-- Start Provided material --

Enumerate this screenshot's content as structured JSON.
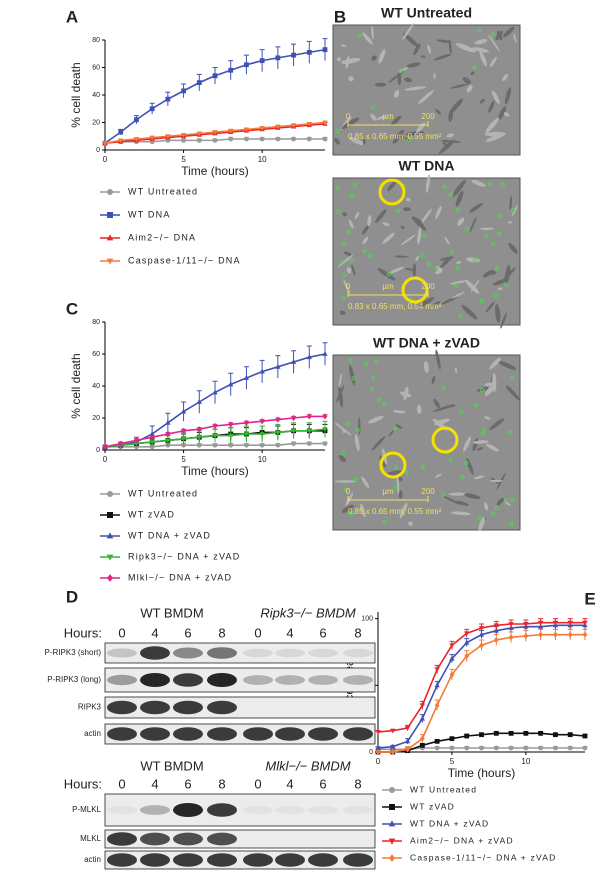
{
  "chart_data": [
    {
      "type": "line",
      "label": "A",
      "ylabel": "% cell death",
      "xlabel": "Time (hours)",
      "xlim": [
        0,
        14
      ],
      "xticks": [
        0,
        5,
        10
      ],
      "ylim": [
        0,
        80
      ],
      "yticks": [
        0,
        20,
        40,
        60,
        80
      ],
      "x": [
        0,
        1,
        2,
        3,
        4,
        5,
        6,
        7,
        8,
        9,
        10,
        11,
        12,
        13,
        14
      ],
      "series": [
        {
          "name": "WT Untreated",
          "color": "#9a9a9a",
          "marker": "circle",
          "values": [
            5,
            6,
            6,
            6,
            7,
            7,
            7,
            7,
            8,
            8,
            8,
            8,
            8,
            8,
            8
          ],
          "errors": [
            1,
            1,
            1,
            1,
            1,
            1,
            1,
            1,
            1,
            1,
            1,
            1,
            1,
            1,
            1
          ]
        },
        {
          "name": "WT DNA",
          "color": "#3f51b5",
          "marker": "square",
          "values": [
            5,
            13,
            22,
            30,
            37,
            43,
            49,
            54,
            58,
            62,
            65,
            67,
            69,
            71,
            73
          ],
          "errors": [
            1,
            2,
            3,
            4,
            5,
            5,
            6,
            6,
            7,
            7,
            8,
            8,
            8,
            8,
            8
          ]
        },
        {
          "name": "Aim2−/− DNA",
          "color": "#e8262b",
          "marker": "tri-up",
          "values": [
            5,
            6,
            7,
            8,
            9,
            10,
            11,
            12,
            13,
            14,
            15,
            16,
            17,
            18,
            19
          ],
          "errors": [
            1,
            1,
            1,
            1,
            1,
            1,
            1,
            1,
            1,
            1,
            1,
            1,
            1,
            1,
            1
          ]
        },
        {
          "name": "Caspase-1/11−/− DNA",
          "color": "#f47a3a",
          "marker": "tri-down",
          "values": [
            5,
            7,
            8,
            9,
            10,
            11,
            12,
            13,
            14,
            15,
            16,
            17,
            18,
            19,
            20
          ],
          "errors": [
            1,
            1,
            1,
            1,
            1,
            1,
            1,
            1,
            1,
            1,
            1,
            1,
            1,
            1,
            1
          ]
        }
      ]
    },
    {
      "type": "line",
      "label": "C",
      "ylabel": "% cell death",
      "xlabel": "Time (hours)",
      "xlim": [
        0,
        14
      ],
      "xticks": [
        0,
        5,
        10
      ],
      "ylim": [
        0,
        80
      ],
      "yticks": [
        0,
        20,
        40,
        60,
        80
      ],
      "x": [
        0,
        1,
        2,
        3,
        4,
        5,
        6,
        7,
        8,
        9,
        10,
        11,
        12,
        13,
        14
      ],
      "series": [
        {
          "name": "WT Untreated",
          "color": "#9a9a9a",
          "marker": "circle",
          "values": [
            2,
            2,
            2,
            2,
            3,
            3,
            3,
            3,
            3,
            3,
            3,
            3,
            4,
            4,
            4
          ],
          "errors": [
            1,
            1,
            1,
            1,
            1,
            1,
            1,
            1,
            1,
            1,
            1,
            1,
            1,
            1,
            1
          ]
        },
        {
          "name": "WT zVAD",
          "color": "#111111",
          "marker": "square",
          "values": [
            2,
            3,
            4,
            5,
            6,
            7,
            8,
            9,
            10,
            10,
            11,
            11,
            12,
            12,
            12
          ],
          "errors": [
            1,
            1,
            2,
            2,
            3,
            3,
            3,
            4,
            4,
            4,
            4,
            4,
            4,
            4,
            4
          ]
        },
        {
          "name": "WT DNA + zVAD",
          "color": "#3f51b5",
          "marker": "tri-up",
          "values": [
            2,
            3,
            5,
            10,
            17,
            24,
            30,
            36,
            41,
            45,
            49,
            52,
            55,
            58,
            60
          ],
          "errors": [
            1,
            2,
            3,
            5,
            6,
            6,
            7,
            7,
            7,
            7,
            7,
            7,
            7,
            7,
            7
          ]
        },
        {
          "name": "Ripk3−/− DNA + zVAD",
          "color": "#2eb82e",
          "marker": "tri-down",
          "values": [
            2,
            3,
            4,
            5,
            6,
            7,
            8,
            9,
            9,
            10,
            10,
            11,
            12,
            12,
            13
          ],
          "errors": [
            1,
            2,
            2,
            3,
            3,
            4,
            4,
            4,
            5,
            5,
            5,
            5,
            5,
            5,
            5
          ]
        },
        {
          "name": "Mlkl−/− DNA + zVAD",
          "color": "#e0258b",
          "marker": "diamond",
          "values": [
            2,
            4,
            6,
            8,
            10,
            12,
            13,
            15,
            16,
            17,
            18,
            19,
            20,
            21,
            21
          ],
          "errors": [
            1,
            1,
            1,
            1,
            1,
            1,
            1,
            1,
            1,
            1,
            1,
            1,
            1,
            1,
            1
          ]
        }
      ]
    },
    {
      "type": "line",
      "label": "E",
      "ylabel": "% cell death",
      "xlabel": "Time (hours)",
      "xlim": [
        0,
        14
      ],
      "xticks": [
        0,
        5,
        10
      ],
      "ylim": [
        0,
        105
      ],
      "yticks": [
        0,
        50,
        100
      ],
      "x": [
        0,
        1,
        2,
        3,
        4,
        5,
        6,
        7,
        8,
        9,
        10,
        11,
        12,
        13,
        14
      ],
      "series": [
        {
          "name": "WT Untreated",
          "color": "#9a9a9a",
          "marker": "circle",
          "values": [
            2,
            2,
            2,
            3,
            3,
            3,
            3,
            3,
            3,
            3,
            3,
            3,
            3,
            3,
            3
          ],
          "errors": [
            1,
            1,
            1,
            1,
            1,
            1,
            1,
            1,
            1,
            1,
            1,
            1,
            1,
            1,
            1
          ]
        },
        {
          "name": "WT zVAD",
          "color": "#111111",
          "marker": "square",
          "values": [
            0,
            0,
            1,
            5,
            8,
            10,
            12,
            13,
            14,
            14,
            14,
            14,
            13,
            13,
            12
          ],
          "errors": [
            1,
            1,
            1,
            1,
            1,
            1,
            1,
            1,
            1,
            1,
            1,
            1,
            1,
            1,
            1
          ]
        },
        {
          "name": "WT DNA + zVAD",
          "color": "#3f51b5",
          "marker": "tri-up",
          "values": [
            3,
            4,
            8,
            25,
            50,
            70,
            82,
            88,
            91,
            93,
            94,
            94,
            95,
            95,
            95
          ],
          "errors": [
            1,
            1,
            2,
            3,
            3,
            3,
            3,
            3,
            3,
            3,
            3,
            3,
            3,
            3,
            3
          ]
        },
        {
          "name": "Aim2−/− DNA + zVAD",
          "color": "#e8262b",
          "marker": "tri-down",
          "values": [
            15,
            16,
            18,
            35,
            62,
            80,
            89,
            93,
            95,
            96,
            96,
            97,
            97,
            97,
            97
          ],
          "errors": [
            1,
            1,
            2,
            3,
            3,
            3,
            3,
            3,
            3,
            3,
            3,
            3,
            3,
            3,
            3
          ]
        },
        {
          "name": "Caspase-1/11−/− DNA + zVAD",
          "color": "#f47a3a",
          "marker": "diamond",
          "values": [
            0,
            0,
            2,
            10,
            35,
            58,
            72,
            80,
            84,
            86,
            87,
            88,
            88,
            88,
            88
          ],
          "errors": [
            1,
            1,
            2,
            3,
            4,
            4,
            4,
            4,
            4,
            4,
            4,
            4,
            4,
            4,
            4
          ]
        }
      ]
    }
  ],
  "micrographs": {
    "label": "B",
    "images": [
      {
        "title": "WT Untreated",
        "scale": [
          "0",
          "µm",
          "200"
        ],
        "dims": "0.85 x 0.65 mm, 0.55 mm²"
      },
      {
        "title": "WT DNA",
        "scale": [
          "0",
          "µm",
          "200"
        ],
        "dims": "0.83 x 0.65 mm, 0.54 mm²"
      },
      {
        "title": "WT DNA + zVAD",
        "scale": [
          "0",
          "µm",
          "200"
        ],
        "dims": "0.85 x 0.65 mm, 0.55 mm²"
      }
    ]
  },
  "blots": {
    "label": "D",
    "groups": [
      {
        "headers": [
          "WT BMDM",
          "Ripk3−/− BMDM"
        ],
        "hours_label": "Hours:",
        "hours": [
          0,
          4,
          6,
          8,
          0,
          4,
          6,
          8
        ],
        "rows": [
          "P-RIPK3 (short)",
          "P-RIPK3 (long)",
          "RIPK3",
          "actin"
        ]
      },
      {
        "headers": [
          "WT BMDM",
          "Mlkl−/− BMDM"
        ],
        "hours_label": "Hours:",
        "hours": [
          0,
          4,
          6,
          8,
          0,
          4,
          6,
          8
        ],
        "rows": [
          "P-MLKL",
          "MLKL",
          "actin"
        ]
      }
    ]
  }
}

-- End Provided material --

Work through the records above line by line and count those that hold the string "Caspase". Give only the result.

2